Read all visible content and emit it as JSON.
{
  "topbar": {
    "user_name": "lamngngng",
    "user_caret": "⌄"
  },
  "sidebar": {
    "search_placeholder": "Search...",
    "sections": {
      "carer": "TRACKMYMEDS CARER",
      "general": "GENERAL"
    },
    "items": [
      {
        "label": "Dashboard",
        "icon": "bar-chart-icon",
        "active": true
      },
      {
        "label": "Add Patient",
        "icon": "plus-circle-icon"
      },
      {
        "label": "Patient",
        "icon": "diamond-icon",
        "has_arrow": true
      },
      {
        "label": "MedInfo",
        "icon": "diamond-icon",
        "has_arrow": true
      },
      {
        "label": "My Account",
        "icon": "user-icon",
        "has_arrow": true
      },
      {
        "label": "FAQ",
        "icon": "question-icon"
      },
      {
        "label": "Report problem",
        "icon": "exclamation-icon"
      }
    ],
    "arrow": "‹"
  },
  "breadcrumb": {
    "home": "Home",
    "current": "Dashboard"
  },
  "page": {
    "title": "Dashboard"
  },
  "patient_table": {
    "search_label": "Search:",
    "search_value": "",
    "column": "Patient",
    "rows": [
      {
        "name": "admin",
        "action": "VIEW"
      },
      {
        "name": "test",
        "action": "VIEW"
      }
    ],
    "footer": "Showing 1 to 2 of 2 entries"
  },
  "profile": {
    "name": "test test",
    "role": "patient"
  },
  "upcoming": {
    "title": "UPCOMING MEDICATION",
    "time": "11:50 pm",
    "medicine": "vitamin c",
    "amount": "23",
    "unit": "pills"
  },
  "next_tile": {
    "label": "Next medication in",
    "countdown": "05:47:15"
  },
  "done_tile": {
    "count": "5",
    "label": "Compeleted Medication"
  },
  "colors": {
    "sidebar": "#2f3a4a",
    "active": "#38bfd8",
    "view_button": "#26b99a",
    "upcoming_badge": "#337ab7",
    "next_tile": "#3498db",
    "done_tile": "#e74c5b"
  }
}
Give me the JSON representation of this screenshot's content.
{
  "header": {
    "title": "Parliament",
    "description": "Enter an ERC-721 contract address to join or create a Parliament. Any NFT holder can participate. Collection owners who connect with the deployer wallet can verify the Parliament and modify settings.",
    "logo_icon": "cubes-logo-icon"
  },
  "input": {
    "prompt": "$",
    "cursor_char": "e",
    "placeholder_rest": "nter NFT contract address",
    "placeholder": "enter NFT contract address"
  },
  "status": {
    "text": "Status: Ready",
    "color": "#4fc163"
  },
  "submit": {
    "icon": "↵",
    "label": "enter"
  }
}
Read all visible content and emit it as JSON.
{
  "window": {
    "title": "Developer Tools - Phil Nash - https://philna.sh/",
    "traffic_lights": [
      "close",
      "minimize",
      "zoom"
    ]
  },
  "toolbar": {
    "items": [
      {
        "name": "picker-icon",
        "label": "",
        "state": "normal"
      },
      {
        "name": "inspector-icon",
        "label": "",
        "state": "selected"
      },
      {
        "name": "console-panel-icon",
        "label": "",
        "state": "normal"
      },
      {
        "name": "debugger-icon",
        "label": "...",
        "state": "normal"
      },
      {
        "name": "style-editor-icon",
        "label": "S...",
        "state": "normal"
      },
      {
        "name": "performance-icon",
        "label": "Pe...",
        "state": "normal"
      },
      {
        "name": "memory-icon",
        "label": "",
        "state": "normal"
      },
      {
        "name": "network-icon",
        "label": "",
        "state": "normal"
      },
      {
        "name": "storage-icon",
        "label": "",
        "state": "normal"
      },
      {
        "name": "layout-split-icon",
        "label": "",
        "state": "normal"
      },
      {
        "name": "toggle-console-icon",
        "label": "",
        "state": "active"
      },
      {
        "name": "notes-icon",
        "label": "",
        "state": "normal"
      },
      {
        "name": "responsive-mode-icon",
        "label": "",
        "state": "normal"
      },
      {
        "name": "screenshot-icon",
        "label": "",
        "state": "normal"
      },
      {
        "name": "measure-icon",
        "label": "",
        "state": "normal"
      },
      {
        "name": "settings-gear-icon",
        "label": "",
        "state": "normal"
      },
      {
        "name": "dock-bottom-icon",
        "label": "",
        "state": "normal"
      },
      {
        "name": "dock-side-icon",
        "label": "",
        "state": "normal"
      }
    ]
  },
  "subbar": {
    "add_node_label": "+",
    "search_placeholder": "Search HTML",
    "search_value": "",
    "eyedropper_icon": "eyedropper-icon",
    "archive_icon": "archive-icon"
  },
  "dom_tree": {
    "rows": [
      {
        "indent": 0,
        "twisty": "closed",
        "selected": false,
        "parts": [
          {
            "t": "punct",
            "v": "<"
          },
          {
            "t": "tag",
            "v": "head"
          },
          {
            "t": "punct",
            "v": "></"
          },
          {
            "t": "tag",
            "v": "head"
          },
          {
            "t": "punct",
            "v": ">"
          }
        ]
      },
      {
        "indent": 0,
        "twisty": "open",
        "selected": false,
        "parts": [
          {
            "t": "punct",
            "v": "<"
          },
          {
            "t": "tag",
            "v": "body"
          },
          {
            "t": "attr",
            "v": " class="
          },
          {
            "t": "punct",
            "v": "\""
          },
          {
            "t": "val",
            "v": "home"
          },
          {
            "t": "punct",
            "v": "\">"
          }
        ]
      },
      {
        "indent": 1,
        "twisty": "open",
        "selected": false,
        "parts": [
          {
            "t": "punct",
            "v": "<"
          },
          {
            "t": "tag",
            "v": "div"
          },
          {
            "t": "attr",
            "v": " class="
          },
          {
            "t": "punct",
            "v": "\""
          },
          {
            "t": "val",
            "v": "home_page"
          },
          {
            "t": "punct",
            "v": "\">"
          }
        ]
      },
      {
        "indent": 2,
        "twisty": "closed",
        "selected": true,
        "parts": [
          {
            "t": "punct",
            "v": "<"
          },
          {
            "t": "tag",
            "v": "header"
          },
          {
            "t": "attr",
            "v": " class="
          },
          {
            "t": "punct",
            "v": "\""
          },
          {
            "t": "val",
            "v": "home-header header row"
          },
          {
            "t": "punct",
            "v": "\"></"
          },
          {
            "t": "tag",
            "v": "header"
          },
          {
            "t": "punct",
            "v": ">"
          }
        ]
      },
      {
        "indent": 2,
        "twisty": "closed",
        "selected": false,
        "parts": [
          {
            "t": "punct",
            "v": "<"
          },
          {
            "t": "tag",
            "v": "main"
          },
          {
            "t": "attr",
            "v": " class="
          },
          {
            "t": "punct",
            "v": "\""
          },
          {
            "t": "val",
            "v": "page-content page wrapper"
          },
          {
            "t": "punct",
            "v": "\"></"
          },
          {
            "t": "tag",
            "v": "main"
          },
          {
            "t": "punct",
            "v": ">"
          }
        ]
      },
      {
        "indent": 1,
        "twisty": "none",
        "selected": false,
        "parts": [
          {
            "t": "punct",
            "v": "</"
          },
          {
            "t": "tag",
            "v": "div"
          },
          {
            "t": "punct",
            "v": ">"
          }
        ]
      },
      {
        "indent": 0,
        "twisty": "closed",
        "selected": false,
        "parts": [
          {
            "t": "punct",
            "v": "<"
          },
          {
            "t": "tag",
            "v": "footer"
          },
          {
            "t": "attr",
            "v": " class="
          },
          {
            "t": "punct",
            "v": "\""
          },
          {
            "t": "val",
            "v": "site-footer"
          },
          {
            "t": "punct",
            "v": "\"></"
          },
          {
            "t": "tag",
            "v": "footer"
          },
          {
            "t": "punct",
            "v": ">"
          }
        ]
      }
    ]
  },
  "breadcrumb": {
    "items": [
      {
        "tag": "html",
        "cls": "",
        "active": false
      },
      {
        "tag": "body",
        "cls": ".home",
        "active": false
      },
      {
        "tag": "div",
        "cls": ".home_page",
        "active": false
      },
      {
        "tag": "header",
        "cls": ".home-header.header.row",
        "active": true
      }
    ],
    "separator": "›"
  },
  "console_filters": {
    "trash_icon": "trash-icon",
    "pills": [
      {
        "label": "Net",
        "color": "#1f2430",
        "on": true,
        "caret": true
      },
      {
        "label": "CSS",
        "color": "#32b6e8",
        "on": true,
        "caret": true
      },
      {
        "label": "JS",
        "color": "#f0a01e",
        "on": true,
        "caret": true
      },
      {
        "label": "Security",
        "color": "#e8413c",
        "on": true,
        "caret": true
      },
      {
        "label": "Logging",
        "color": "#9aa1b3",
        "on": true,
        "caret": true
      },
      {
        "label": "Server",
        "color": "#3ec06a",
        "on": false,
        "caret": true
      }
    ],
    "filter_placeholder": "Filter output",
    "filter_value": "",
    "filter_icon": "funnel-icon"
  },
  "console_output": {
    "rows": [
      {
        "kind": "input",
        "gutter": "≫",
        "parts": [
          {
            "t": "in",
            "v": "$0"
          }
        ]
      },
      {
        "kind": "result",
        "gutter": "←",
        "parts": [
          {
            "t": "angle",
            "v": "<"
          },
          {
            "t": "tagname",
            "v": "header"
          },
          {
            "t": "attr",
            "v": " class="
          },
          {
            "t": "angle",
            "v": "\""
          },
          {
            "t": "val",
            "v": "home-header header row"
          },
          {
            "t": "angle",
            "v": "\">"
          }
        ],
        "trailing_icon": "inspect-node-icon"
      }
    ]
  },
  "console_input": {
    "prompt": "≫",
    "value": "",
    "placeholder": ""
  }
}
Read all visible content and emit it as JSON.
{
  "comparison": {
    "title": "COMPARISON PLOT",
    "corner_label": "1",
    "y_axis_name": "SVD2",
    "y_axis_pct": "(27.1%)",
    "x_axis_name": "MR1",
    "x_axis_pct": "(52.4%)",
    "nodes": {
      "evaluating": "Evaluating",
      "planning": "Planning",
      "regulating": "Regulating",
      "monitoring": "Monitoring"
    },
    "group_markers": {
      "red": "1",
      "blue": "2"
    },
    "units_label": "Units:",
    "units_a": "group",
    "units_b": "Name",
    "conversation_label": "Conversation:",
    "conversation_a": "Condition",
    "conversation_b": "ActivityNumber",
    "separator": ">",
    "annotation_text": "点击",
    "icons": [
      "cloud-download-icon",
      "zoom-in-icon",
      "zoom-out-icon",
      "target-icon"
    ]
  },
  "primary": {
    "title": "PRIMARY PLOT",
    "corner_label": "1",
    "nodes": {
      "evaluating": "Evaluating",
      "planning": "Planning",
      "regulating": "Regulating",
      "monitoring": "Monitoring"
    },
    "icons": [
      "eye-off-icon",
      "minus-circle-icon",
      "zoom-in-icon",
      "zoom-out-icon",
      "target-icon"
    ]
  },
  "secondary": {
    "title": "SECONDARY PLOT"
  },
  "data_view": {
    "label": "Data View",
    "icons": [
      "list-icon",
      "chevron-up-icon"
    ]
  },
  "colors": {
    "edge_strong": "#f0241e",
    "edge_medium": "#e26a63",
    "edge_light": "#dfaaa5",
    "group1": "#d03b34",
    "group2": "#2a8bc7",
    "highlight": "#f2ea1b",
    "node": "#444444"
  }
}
....
**STATED PROBLEM**.
Gather and copy every line of the data in which the string "screenshot" is found.

**TASK RESULT**.
Give me the JSON representation of this screenshot's content.
        "name": "screenshot-icon",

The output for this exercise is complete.